- **Input rows**:

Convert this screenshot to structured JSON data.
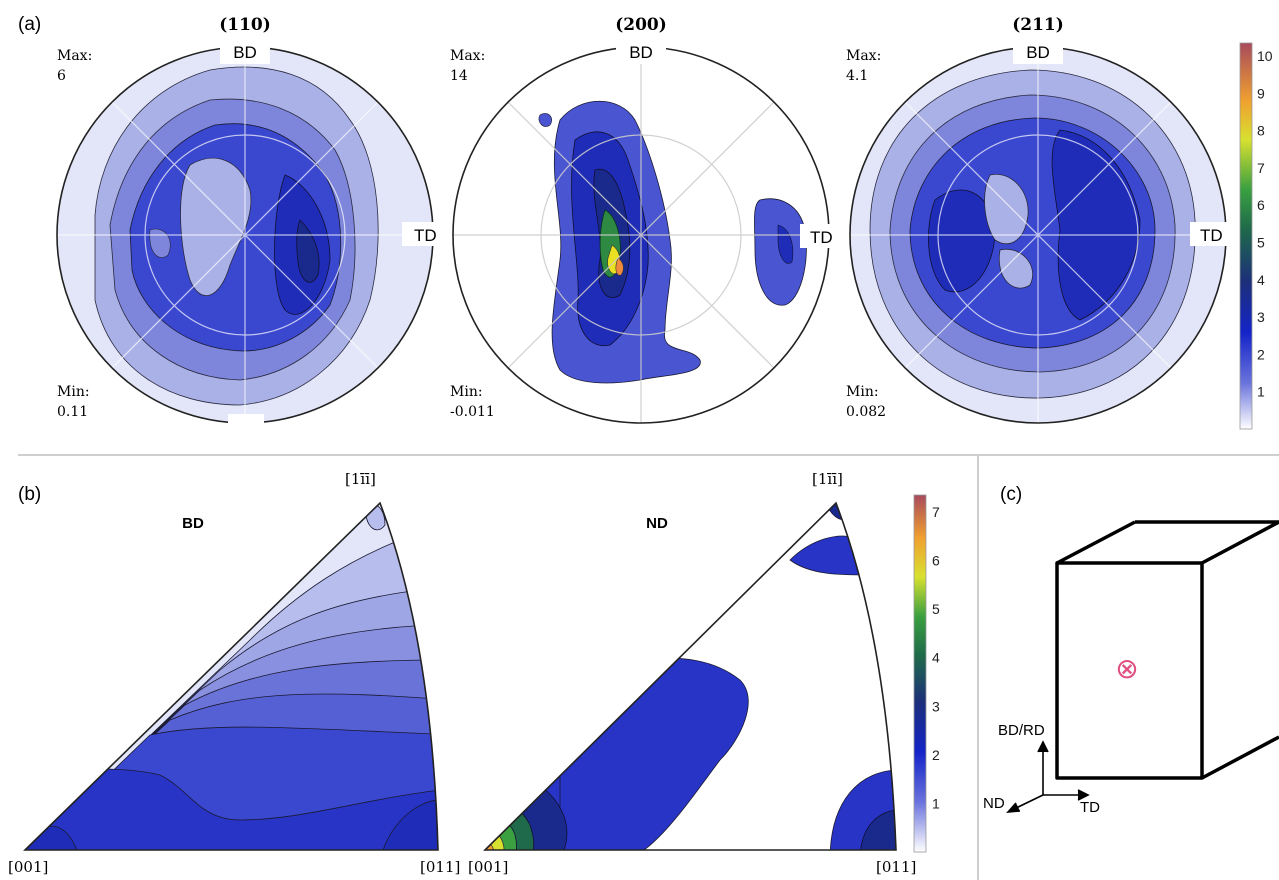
{
  "panel_a": {
    "label": "(a)",
    "pole_figures": [
      {
        "title": "(110)",
        "max_label": "Max:",
        "max_value": "6",
        "min_label": "Min:",
        "min_value": "0.11",
        "bd": "BD",
        "td": "TD"
      },
      {
        "title": "(200)",
        "max_label": "Max:",
        "max_value": "14",
        "min_label": "Min:",
        "min_value": "-0.011",
        "bd": "BD",
        "td": "TD"
      },
      {
        "title": "(211)",
        "max_label": "Max:",
        "max_value": "4.1",
        "min_label": "Min:",
        "min_value": "0.082",
        "bd": "BD",
        "td": "TD"
      }
    ],
    "colorbar": {
      "ticks": [
        "1",
        "2",
        "3",
        "4",
        "5",
        "6",
        "7",
        "8",
        "9",
        "10"
      ]
    }
  },
  "panel_b": {
    "label": "(b)",
    "ipfs": [
      {
        "title": "BD",
        "corner_001": "[001]",
        "corner_011": "[011]",
        "corner_111": "[1īī]"
      },
      {
        "title": "ND",
        "corner_001": "[001]",
        "corner_011": "[011]",
        "corner_111": "[1īī]"
      }
    ],
    "colorbar": {
      "ticks": [
        "1",
        "2",
        "3",
        "4",
        "5",
        "6",
        "7"
      ]
    }
  },
  "panel_c": {
    "label": "(c)",
    "axes": {
      "vertical": "BD/RD",
      "left": "ND",
      "right": "TD"
    },
    "marker": "⊗"
  },
  "colors": {
    "lightest": "#dfe3f7",
    "light": "#b3b9ea",
    "mid": "#7f88dd",
    "blue": "#3a47cf",
    "deep": "#1f2cb8",
    "navy": "#1a2a8c",
    "green": "#2e8a43",
    "yellow": "#e8e020",
    "orange": "#f08a3c",
    "pink": "#c75a7a",
    "marker": "#e05080"
  }
}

- **Task**: Omit every picture while copying the listing above exactly.

- **Response below**:
Convert this screenshot to structured JSON data.
{
  "panel_a": {
    "label": "(a)",
    "pole_figures": [
      {
        "title": "(110)",
        "max_label": "Max:",
        "max_value": "6",
        "min_label": "Min:",
        "min_value": "0.11",
        "bd": "BD",
        "td": "TD"
      },
      {
        "title": "(200)",
        "max_label": "Max:",
        "max_value": "14",
        "min_label": "Min:",
        "min_value": "-0.011",
        "bd": "BD",
        "td": "TD"
      },
      {
        "title": "(211)",
        "max_label": "Max:",
        "max_value": "4.1",
        "min_label": "Min:",
        "min_value": "0.082",
        "bd": "BD",
        "td": "TD"
      }
    ],
    "colorbar": {
      "ticks": [
        "1",
        "2",
        "3",
        "4",
        "5",
        "6",
        "7",
        "8",
        "9",
        "10"
      ]
    }
  },
  "panel_b": {
    "label": "(b)",
    "ipfs": [
      {
        "title": "BD",
        "corner_001": "[001]",
        "corner_011": "[011]",
        "corner_111": "[1īī]"
      },
      {
        "title": "ND",
        "corner_001": "[001]",
        "corner_011": "[011]",
        "corner_111": "[1īī]"
      }
    ],
    "colorbar": {
      "ticks": [
        "1",
        "2",
        "3",
        "4",
        "5",
        "6",
        "7"
      ]
    }
  },
  "panel_c": {
    "label": "(c)",
    "axes": {
      "vertical": "BD/RD",
      "left": "ND",
      "right": "TD"
    },
    "marker": "⊗"
  },
  "colors": {
    "lightest": "#dfe3f7",
    "light": "#b3b9ea",
    "mid": "#7f88dd",
    "blue": "#3a47cf",
    "deep": "#1f2cb8",
    "navy": "#1a2a8c",
    "green": "#2e8a43",
    "yellow": "#e8e020",
    "orange": "#f08a3c",
    "pink": "#c75a7a",
    "marker": "#e05080"
  }
}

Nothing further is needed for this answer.